WORK TO COMPLETE = Return the full listing exactly as it is written.

Stored data =

--*--

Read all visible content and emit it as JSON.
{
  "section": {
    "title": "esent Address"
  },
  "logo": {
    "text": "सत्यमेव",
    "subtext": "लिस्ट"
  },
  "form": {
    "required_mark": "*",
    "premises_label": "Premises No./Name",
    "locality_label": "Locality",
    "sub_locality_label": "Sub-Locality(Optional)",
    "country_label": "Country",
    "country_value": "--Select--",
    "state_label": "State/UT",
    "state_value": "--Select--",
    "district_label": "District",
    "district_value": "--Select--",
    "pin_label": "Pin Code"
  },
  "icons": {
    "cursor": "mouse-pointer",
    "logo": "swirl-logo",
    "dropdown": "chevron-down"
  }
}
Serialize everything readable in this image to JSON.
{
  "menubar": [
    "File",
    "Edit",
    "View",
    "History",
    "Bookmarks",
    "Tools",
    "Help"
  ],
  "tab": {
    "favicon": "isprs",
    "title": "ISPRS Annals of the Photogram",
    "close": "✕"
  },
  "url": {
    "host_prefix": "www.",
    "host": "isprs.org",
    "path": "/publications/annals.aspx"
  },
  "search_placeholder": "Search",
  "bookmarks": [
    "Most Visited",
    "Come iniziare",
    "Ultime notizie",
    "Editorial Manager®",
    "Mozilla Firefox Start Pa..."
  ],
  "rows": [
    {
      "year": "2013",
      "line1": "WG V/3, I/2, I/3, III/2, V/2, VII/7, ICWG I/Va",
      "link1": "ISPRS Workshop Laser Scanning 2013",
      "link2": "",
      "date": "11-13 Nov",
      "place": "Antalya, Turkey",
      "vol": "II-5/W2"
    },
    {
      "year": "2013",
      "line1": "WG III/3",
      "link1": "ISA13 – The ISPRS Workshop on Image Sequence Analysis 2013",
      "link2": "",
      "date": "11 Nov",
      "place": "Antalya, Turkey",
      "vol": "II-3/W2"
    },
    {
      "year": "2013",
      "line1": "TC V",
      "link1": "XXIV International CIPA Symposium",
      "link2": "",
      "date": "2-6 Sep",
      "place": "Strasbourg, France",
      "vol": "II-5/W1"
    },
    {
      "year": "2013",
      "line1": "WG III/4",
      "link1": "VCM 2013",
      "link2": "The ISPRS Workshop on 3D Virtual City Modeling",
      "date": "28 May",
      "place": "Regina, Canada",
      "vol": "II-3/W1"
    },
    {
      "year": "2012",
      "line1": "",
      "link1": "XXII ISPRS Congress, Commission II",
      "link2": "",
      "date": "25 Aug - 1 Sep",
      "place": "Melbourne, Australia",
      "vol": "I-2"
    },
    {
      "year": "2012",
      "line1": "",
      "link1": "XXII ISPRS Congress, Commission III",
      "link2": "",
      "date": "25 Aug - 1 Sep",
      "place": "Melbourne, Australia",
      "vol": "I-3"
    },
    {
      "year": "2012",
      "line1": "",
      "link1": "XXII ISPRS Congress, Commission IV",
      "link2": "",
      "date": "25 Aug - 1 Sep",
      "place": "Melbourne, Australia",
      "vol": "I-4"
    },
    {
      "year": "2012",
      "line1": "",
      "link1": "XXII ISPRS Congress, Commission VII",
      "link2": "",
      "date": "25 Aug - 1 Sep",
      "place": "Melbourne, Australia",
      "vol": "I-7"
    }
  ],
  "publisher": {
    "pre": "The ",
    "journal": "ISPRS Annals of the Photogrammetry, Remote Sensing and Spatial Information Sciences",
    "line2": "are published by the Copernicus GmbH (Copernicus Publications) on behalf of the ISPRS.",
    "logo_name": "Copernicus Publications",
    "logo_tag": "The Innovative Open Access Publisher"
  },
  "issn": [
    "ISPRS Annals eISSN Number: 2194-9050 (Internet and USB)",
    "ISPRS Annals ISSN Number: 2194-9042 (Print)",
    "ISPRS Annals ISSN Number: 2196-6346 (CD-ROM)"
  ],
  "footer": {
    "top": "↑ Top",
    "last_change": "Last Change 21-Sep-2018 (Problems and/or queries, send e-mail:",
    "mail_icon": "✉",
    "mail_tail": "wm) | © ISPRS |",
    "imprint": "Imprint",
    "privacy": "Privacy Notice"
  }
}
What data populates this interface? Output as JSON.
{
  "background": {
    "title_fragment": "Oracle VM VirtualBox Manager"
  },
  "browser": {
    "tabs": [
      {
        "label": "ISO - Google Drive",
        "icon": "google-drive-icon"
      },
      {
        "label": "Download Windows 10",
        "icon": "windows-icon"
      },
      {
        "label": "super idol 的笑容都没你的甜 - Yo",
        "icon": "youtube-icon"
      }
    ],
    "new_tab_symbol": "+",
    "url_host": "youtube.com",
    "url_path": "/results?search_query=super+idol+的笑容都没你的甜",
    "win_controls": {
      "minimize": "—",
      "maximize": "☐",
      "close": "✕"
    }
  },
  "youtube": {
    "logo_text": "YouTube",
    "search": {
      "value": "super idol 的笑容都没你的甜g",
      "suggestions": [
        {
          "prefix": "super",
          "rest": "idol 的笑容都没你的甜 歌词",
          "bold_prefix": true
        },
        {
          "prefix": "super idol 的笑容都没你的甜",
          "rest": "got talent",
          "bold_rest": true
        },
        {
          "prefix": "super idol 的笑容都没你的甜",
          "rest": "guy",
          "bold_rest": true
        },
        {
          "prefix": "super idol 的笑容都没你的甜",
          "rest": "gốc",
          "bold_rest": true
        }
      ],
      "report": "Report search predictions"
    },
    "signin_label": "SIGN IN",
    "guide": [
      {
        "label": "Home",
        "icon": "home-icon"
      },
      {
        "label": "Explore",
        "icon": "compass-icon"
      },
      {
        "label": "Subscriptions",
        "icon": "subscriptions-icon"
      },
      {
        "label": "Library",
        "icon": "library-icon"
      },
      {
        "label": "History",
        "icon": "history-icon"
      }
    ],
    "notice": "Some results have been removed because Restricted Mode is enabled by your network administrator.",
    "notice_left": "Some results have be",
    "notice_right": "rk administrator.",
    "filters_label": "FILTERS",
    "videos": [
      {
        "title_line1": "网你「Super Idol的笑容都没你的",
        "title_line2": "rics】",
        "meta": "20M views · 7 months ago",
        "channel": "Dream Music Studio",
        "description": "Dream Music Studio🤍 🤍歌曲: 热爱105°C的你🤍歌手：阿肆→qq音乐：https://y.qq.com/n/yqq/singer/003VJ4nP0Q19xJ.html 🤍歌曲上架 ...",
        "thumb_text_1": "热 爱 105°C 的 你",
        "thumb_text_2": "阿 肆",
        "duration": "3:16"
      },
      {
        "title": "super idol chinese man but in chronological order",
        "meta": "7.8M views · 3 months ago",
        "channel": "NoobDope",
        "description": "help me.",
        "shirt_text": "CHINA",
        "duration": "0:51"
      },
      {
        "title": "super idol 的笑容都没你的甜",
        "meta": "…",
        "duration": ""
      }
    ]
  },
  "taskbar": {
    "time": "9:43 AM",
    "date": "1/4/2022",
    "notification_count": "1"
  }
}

--*--

SOLUTION =
Read all visible content and emit it as JSON.
{
  "section": {
    "title": "esent Address"
  },
  "logo": {
    "text": "सत्यमेव",
    "subtext": "लिस्ट"
  },
  "form": {
    "required_mark": "*",
    "premises_label": "Premises No./Name",
    "locality_label": "Locality",
    "sub_locality_label": "Sub-Locality(Optional)",
    "country_label": "Country",
    "country_value": "--Select--",
    "state_label": "State/UT",
    "state_value": "--Select--",
    "district_label": "District",
    "district_value": "--Select--",
    "pin_label": "Pin Code"
  },
  "icons": {
    "cursor": "mouse-pointer",
    "logo": "swirl-logo",
    "dropdown": "chevron-down"
  }
}
Serialize everything readable in this image to JSON.
{
  "menubar": [
    "File",
    "Edit",
    "View",
    "History",
    "Bookmarks",
    "Tools",
    "Help"
  ],
  "tab": {
    "favicon": "isprs",
    "title": "ISPRS Annals of the Photogram",
    "close": "✕"
  },
  "url": {
    "host_prefix": "www.",
    "host": "isprs.org",
    "path": "/publications/annals.aspx"
  },
  "search_placeholder": "Search",
  "bookmarks": [
    "Most Visited",
    "Come iniziare",
    "Ultime notizie",
    "Editorial Manager®",
    "Mozilla Firefox Start Pa..."
  ],
  "rows": [
    {
      "year": "2013",
      "line1": "WG V/3, I/2, I/3, III/2, V/2, VII/7, ICWG I/Va",
      "link1": "ISPRS Workshop Laser Scanning 2013",
      "link2": "",
      "date": "11-13 Nov",
      "place": "Antalya, Turkey",
      "vol": "II-5/W2"
    },
    {
      "year": "2013",
      "line1": "WG III/3",
      "link1": "ISA13 – The ISPRS Workshop on Image Sequence Analysis 2013",
      "link2": "",
      "date": "11 Nov",
      "place": "Antalya, Turkey",
      "vol": "II-3/W2"
    },
    {
      "year": "2013",
      "line1": "TC V",
      "link1": "XXIV International CIPA Symposium",
      "link2": "",
      "date": "2-6 Sep",
      "place": "Strasbourg, France",
      "vol": "II-5/W1"
    },
    {
      "year": "2013",
      "line1": "WG III/4",
      "link1": "VCM 2013",
      "link2": "The ISPRS Workshop on 3D Virtual City Modeling",
      "date": "28 May",
      "place": "Regina, Canada",
      "vol": "II-3/W1"
    },
    {
      "year": "2012",
      "line1": "",
      "link1": "XXII ISPRS Congress, Commission II",
      "link2": "",
      "date": "25 Aug - 1 Sep",
      "place": "Melbourne, Australia",
      "vol": "I-2"
    },
    {
      "year": "2012",
      "line1": "",
      "link1": "XXII ISPRS Congress, Commission III",
      "link2": "",
      "date": "25 Aug - 1 Sep",
      "place": "Melbourne, Australia",
      "vol": "I-3"
    },
    {
      "year": "2012",
      "line1": "",
      "link1": "XXII ISPRS Congress, Commission IV",
      "link2": "",
      "date": "25 Aug - 1 Sep",
      "place": "Melbourne, Australia",
      "vol": "I-4"
    },
    {
      "year": "2012",
      "line1": "",
      "link1": "XXII ISPRS Congress, Commission VII",
      "link2": "",
      "date": "25 Aug - 1 Sep",
      "place": "Melbourne, Australia",
      "vol": "I-7"
    }
  ],
  "publisher": {
    "pre": "The ",
    "journal": "ISPRS Annals of the Photogrammetry, Remote Sensing and Spatial Information Sciences",
    "line2": "are published by the Copernicus GmbH (Copernicus Publications) on behalf of the ISPRS.",
    "logo_name": "Copernicus Publications",
    "logo_tag": "The Innovative Open Access Publisher"
  },
  "issn": [
    "ISPRS Annals eISSN Number: 2194-9050 (Internet and USB)",
    "ISPRS Annals ISSN Number: 2194-9042 (Print)",
    "ISPRS Annals ISSN Number: 2196-6346 (CD-ROM)"
  ],
  "footer": {
    "top": "↑ Top",
    "last_change": "Last Change 21-Sep-2018 (Problems and/or queries, send e-mail:",
    "mail_icon": "✉",
    "mail_tail": "wm) | © ISPRS |",
    "imprint": "Imprint",
    "privacy": "Privacy Notice"
  }
}
What data populates this interface? Output as JSON.
{
  "background": {
    "title_fragment": "Oracle VM VirtualBox Manager"
  },
  "browser": {
    "tabs": [
      {
        "label": "ISO - Google Drive",
        "icon": "google-drive-icon"
      },
      {
        "label": "Download Windows 10",
        "icon": "windows-icon"
      },
      {
        "label": "super idol 的笑容都没你的甜 - Yo",
        "icon": "youtube-icon"
      }
    ],
    "new_tab_symbol": "+",
    "url_host": "youtube.com",
    "url_path": "/results?search_query=super+idol+的笑容都没你的甜",
    "win_controls": {
      "minimize": "—",
      "maximize": "☐",
      "close": "✕"
    }
  },
  "youtube": {
    "logo_text": "YouTube",
    "search": {
      "value": "super idol 的笑容都没你的甜g",
      "suggestions": [
        {
          "prefix": "super",
          "rest": "idol 的笑容都没你的甜 歌词",
          "bold_prefix": true
        },
        {
          "prefix": "super idol 的笑容都没你的甜",
          "rest": "got talent",
          "bold_rest": true
        },
        {
          "prefix": "super idol 的笑容都没你的甜",
          "rest": "guy",
          "bold_rest": true
        },
        {
          "prefix": "super idol 的笑容都没你的甜",
          "rest": "gốc",
          "bold_rest": true
        }
      ],
      "report": "Report search predictions"
    },
    "signin_label": "SIGN IN",
    "guide": [
      {
        "label": "Home",
        "icon": "home-icon"
      },
      {
        "label": "Explore",
        "icon": "compass-icon"
      },
      {
        "label": "Subscriptions",
        "icon": "subscriptions-icon"
      },
      {
        "label": "Library",
        "icon": "library-icon"
      },
      {
        "label": "History",
        "icon": "history-icon"
      }
    ],
    "notice": "Some results have been removed because Restricted Mode is enabled by your network administrator.",
    "notice_left": "Some results have be",
    "notice_right": "rk administrator.",
    "filters_label": "FILTERS",
    "videos": [
      {
        "title_line1": "网你「Super Idol的笑容都没你的",
        "title_line2": "rics】",
        "meta": "20M views · 7 months ago",
        "channel": "Dream Music Studio",
        "description": "Dream Music Studio🤍 🤍歌曲: 热爱105°C的你🤍歌手：阿肆→qq音乐：https://y.qq.com/n/yqq/singer/003VJ4nP0Q19xJ.html 🤍歌曲上架 ...",
        "thumb_text_1": "热 爱 105°C 的 你",
        "thumb_text_2": "阿 肆",
        "duration": "3:16"
      },
      {
        "title": "super idol chinese man but in chronological order",
        "meta": "7.8M views · 3 months ago",
        "channel": "NoobDope",
        "description": "help me.",
        "shirt_text": "CHINA",
        "duration": "0:51"
      },
      {
        "title": "super idol 的笑容都没你的甜",
        "meta": "…",
        "duration": ""
      }
    ]
  },
  "taskbar": {
    "time": "9:43 AM",
    "date": "1/4/2022",
    "notification_count": "1"
  }
}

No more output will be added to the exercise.